┌──

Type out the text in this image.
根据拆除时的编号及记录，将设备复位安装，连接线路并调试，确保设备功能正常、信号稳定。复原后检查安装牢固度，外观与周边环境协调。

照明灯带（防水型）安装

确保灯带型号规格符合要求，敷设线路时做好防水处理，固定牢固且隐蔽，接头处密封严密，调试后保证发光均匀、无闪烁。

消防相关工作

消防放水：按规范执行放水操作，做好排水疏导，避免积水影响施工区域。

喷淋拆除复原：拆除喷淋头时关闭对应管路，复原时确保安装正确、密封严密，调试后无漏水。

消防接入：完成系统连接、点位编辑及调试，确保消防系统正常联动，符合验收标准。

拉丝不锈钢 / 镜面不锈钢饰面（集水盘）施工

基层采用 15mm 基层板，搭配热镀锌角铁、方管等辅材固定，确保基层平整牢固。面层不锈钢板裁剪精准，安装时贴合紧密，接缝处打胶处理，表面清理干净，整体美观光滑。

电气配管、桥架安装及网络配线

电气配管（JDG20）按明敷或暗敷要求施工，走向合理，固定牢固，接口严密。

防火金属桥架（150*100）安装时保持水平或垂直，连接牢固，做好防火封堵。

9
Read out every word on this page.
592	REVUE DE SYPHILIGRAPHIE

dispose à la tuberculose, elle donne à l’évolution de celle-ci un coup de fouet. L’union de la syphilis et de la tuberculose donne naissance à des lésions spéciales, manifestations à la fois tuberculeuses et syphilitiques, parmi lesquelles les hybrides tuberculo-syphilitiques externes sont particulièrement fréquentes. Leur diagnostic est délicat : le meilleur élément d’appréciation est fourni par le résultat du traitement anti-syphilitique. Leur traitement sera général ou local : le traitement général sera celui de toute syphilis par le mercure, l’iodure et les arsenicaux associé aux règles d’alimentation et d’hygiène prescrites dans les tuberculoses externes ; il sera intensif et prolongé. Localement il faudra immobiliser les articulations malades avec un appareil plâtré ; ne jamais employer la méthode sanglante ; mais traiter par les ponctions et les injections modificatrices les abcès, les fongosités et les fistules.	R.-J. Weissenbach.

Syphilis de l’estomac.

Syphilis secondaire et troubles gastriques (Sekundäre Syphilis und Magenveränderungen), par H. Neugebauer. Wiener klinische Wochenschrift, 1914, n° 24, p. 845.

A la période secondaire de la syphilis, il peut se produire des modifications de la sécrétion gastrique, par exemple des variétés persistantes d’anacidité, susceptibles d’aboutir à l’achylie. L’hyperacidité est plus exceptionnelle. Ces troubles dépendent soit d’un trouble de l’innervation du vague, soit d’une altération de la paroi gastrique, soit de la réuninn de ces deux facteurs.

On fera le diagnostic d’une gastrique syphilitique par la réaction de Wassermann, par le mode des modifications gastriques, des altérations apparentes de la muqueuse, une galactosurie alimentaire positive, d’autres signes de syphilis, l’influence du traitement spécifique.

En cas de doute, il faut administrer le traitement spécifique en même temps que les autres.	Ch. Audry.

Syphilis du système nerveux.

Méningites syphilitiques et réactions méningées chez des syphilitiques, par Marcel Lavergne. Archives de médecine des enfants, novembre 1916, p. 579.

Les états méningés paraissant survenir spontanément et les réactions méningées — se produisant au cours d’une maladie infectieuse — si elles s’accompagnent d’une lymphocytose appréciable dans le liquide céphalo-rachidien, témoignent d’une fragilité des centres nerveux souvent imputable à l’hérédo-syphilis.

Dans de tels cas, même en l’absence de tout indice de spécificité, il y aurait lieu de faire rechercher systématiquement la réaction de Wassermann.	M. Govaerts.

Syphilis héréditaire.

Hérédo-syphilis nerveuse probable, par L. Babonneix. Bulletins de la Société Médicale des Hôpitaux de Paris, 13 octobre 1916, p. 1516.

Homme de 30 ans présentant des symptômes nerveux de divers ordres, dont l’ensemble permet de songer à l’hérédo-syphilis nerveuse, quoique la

└──

• **Do this**: Each entry above is to be set down again in exactly the same words.

• **Answer to the exercise**:
Type out the text in this image.
根据拆除时的编号及记录，将设备复位安装，连接线路并调试，确保设备功能正常、信号稳定。复原后检查安装牢固度，外观与周边环境协调。

照明灯带（防水型）安装

确保灯带型号规格符合要求，敷设线路时做好防水处理，固定牢固且隐蔽，接头处密封严密，调试后保证发光均匀、无闪烁。

消防相关工作

消防放水：按规范执行放水操作，做好排水疏导，避免积水影响施工区域。

喷淋拆除复原：拆除喷淋头时关闭对应管路，复原时确保安装正确、密封严密，调试后无漏水。

消防接入：完成系统连接、点位编辑及调试，确保消防系统正常联动，符合验收标准。

拉丝不锈钢 / 镜面不锈钢饰面（集水盘）施工

基层采用 15mm 基层板，搭配热镀锌角铁、方管等辅材固定，确保基层平整牢固。面层不锈钢板裁剪精准，安装时贴合紧密，接缝处打胶处理，表面清理干净，整体美观光滑。

电气配管、桥架安装及网络配线

电气配管（JDG20）按明敷或暗敷要求施工，走向合理，固定牢固，接口严密。

防火金属桥架（150*100）安装时保持水平或垂直，连接牢固，做好防火封堵。

9
Read out every word on this page.
592	REVUE DE SYPHILIGRAPHIE

dispose à la tuberculose, elle donne à l’évolution de celle-ci un coup de fouet. L’union de la syphilis et de la tuberculose donne naissance à des lésions spéciales, manifestations à la fois tuberculeuses et syphilitiques, parmi lesquelles les hybrides tuberculo-syphilitiques externes sont particulièrement fréquentes. Leur diagnostic est délicat : le meilleur élément d’appréciation est fourni par le résultat du traitement anti-syphilitique. Leur traitement sera général ou local : le traitement général sera celui de toute syphilis par le mercure, l’iodure et les arsenicaux associé aux règles d’alimentation et d’hygiène prescrites dans les tuberculoses externes ; il sera intensif et prolongé. Localement il faudra immobiliser les articulations malades avec un appareil plâtré ; ne jamais employer la méthode sanglante ; mais traiter par les ponctions et les injections modificatrices les abcès, les fongosités et les fistules.	R.-J. Weissenbach.

Syphilis de l’estomac.

Syphilis secondaire et troubles gastriques (Sekundäre Syphilis und Magenveränderungen), par H. Neugebauer. Wiener klinische Wochenschrift, 1914, n° 24, p. 845.

A la période secondaire de la syphilis, il peut se produire des modifications de la sécrétion gastrique, par exemple des variétés persistantes d’anacidité, susceptibles d’aboutir à l’achylie. L’hyperacidité est plus exceptionnelle. Ces troubles dépendent soit d’un trouble de l’innervation du vague, soit d’une altération de la paroi gastrique, soit de la réuninn de ces deux facteurs.

On fera le diagnostic d’une gastrique syphilitique par la réaction de Wassermann, par le mode des modifications gastriques, des altérations apparentes de la muqueuse, une galactosurie alimentaire positive, d’autres signes de syphilis, l’influence du traitement spécifique.

En cas de doute, il faut administrer le traitement spécifique en même temps que les autres.	Ch. Audry.

Syphilis du système nerveux.

Méningites syphilitiques et réactions méningées chez des syphilitiques, par Marcel Lavergne. Archives de médecine des enfants, novembre 1916, p. 579.

Les états méningés paraissant survenir spontanément et les réactions méningées — se produisant au cours d’une maladie infectieuse — si elles s’accompagnent d’une lymphocytose appréciable dans le liquide céphalo-rachidien, témoignent d’une fragilité des centres nerveux souvent imputable à l’hérédo-syphilis.

Dans de tels cas, même en l’absence de tout indice de spécificité, il y aurait lieu de faire rechercher systématiquement la réaction de Wassermann.	M. Govaerts.

Syphilis héréditaire.

Hérédo-syphilis nerveuse probable, par L. Babonneix. Bulletins de la Société Médicale des Hôpitaux de Paris, 13 octobre 1916, p. 1516.

Homme de 30 ans présentant des symptômes nerveux de divers ordres, dont l’ensemble permet de songer à l’hérédo-syphilis nerveuse, quoique la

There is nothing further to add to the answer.